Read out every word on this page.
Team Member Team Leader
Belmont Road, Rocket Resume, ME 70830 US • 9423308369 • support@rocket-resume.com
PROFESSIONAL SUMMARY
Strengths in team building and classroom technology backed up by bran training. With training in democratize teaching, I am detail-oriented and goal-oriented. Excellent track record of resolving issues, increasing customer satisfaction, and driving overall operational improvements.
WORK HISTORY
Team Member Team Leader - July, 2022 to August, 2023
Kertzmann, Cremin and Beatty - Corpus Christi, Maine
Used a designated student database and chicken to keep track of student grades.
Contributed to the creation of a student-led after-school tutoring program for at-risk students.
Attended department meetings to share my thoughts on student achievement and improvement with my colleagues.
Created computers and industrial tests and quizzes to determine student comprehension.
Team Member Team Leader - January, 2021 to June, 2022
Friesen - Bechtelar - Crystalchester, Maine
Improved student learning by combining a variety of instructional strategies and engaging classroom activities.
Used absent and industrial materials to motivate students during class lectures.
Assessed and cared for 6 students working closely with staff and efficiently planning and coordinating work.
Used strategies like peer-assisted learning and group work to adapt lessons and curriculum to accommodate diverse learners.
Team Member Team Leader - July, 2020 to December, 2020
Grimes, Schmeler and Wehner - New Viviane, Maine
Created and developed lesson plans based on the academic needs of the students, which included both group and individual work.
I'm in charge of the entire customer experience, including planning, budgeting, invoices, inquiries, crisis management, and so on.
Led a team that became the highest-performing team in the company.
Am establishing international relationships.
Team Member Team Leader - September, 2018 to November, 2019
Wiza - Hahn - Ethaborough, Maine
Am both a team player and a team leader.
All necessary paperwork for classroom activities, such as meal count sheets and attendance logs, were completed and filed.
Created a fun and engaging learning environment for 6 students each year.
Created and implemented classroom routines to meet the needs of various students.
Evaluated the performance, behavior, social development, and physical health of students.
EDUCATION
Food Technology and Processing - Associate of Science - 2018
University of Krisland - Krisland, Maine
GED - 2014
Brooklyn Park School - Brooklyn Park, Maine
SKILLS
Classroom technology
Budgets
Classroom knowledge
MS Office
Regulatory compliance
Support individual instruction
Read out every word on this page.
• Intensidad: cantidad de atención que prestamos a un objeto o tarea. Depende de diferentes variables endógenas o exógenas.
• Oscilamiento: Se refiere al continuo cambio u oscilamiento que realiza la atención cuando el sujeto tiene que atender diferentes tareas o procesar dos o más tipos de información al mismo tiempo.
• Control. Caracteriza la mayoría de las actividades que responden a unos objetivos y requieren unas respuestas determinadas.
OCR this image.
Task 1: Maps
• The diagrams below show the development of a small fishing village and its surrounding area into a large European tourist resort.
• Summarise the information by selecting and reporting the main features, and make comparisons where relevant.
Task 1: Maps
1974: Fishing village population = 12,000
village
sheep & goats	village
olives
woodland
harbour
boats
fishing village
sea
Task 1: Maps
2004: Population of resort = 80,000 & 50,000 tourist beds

* * *

§ EXERCISE DETAILS: Copy the records above exactly.

§ RESPONSE TO THIS TASK:
Read out every word on this page.
Team Member Team Leader
Belmont Road, Rocket Resume, ME 70830 US • 9423308369 • support@rocket-resume.com
PROFESSIONAL SUMMARY
Strengths in team building and classroom technology backed up by bran training. With training in democratize teaching, I am detail-oriented and goal-oriented. Excellent track record of resolving issues, increasing customer satisfaction, and driving overall operational improvements.
WORK HISTORY
Team Member Team Leader - July, 2022 to August, 2023
Kertzmann, Cremin and Beatty - Corpus Christi, Maine
Used a designated student database and chicken to keep track of student grades.
Contributed to the creation of a student-led after-school tutoring program for at-risk students.
Attended department meetings to share my thoughts on student achievement and improvement with my colleagues.
Created computers and industrial tests and quizzes to determine student comprehension.
Team Member Team Leader - January, 2021 to June, 2022
Friesen - Bechtelar - Crystalchester, Maine
Improved student learning by combining a variety of instructional strategies and engaging classroom activities.
Used absent and industrial materials to motivate students during class lectures.
Assessed and cared for 6 students working closely with staff and efficiently planning and coordinating work.
Used strategies like peer-assisted learning and group work to adapt lessons and curriculum to accommodate diverse learners.
Team Member Team Leader - July, 2020 to December, 2020
Grimes, Schmeler and Wehner - New Viviane, Maine
Created and developed lesson plans based on the academic needs of the students, which included both group and individual work.
I'm in charge of the entire customer experience, including planning, budgeting, invoices, inquiries, crisis management, and so on.
Led a team that became the highest-performing team in the company.
Am establishing international relationships.
Team Member Team Leader - September, 2018 to November, 2019
Wiza - Hahn - Ethaborough, Maine
Am both a team player and a team leader.
All necessary paperwork for classroom activities, such as meal count sheets and attendance logs, were completed and filed.
Created a fun and engaging learning environment for 6 students each year.
Created and implemented classroom routines to meet the needs of various students.
Evaluated the performance, behavior, social development, and physical health of students.
EDUCATION
Food Technology and Processing - Associate of Science - 2018
University of Krisland - Krisland, Maine
GED - 2014
Brooklyn Park School - Brooklyn Park, Maine
SKILLS
Classroom technology
Budgets
Classroom knowledge
MS Office
Regulatory compliance
Support individual instruction
Read out every word on this page.
• Intensidad: cantidad de atención que prestamos a un objeto o tarea. Depende de diferentes variables endógenas o exógenas.
• Oscilamiento: Se refiere al continuo cambio u oscilamiento que realiza la atención cuando el sujeto tiene que atender diferentes tareas o procesar dos o más tipos de información al mismo tiempo.
• Control. Caracteriza la mayoría de las actividades que responden a unos objetivos y requieren unas respuestas determinadas.
OCR this image.
Task 1: Maps
• The diagrams below show the development of a small fishing village and its surrounding area into a large European tourist resort.
• Summarise the information by selecting and reporting the main features, and make comparisons where relevant.
Task 1: Maps
1974: Fishing village population = 12,000
village
sheep & goats	village
olives
woodland
harbour
boats
fishing village
sea
Task 1: Maps
2004: Population of resort = 80,000 & 50,000 tourist beds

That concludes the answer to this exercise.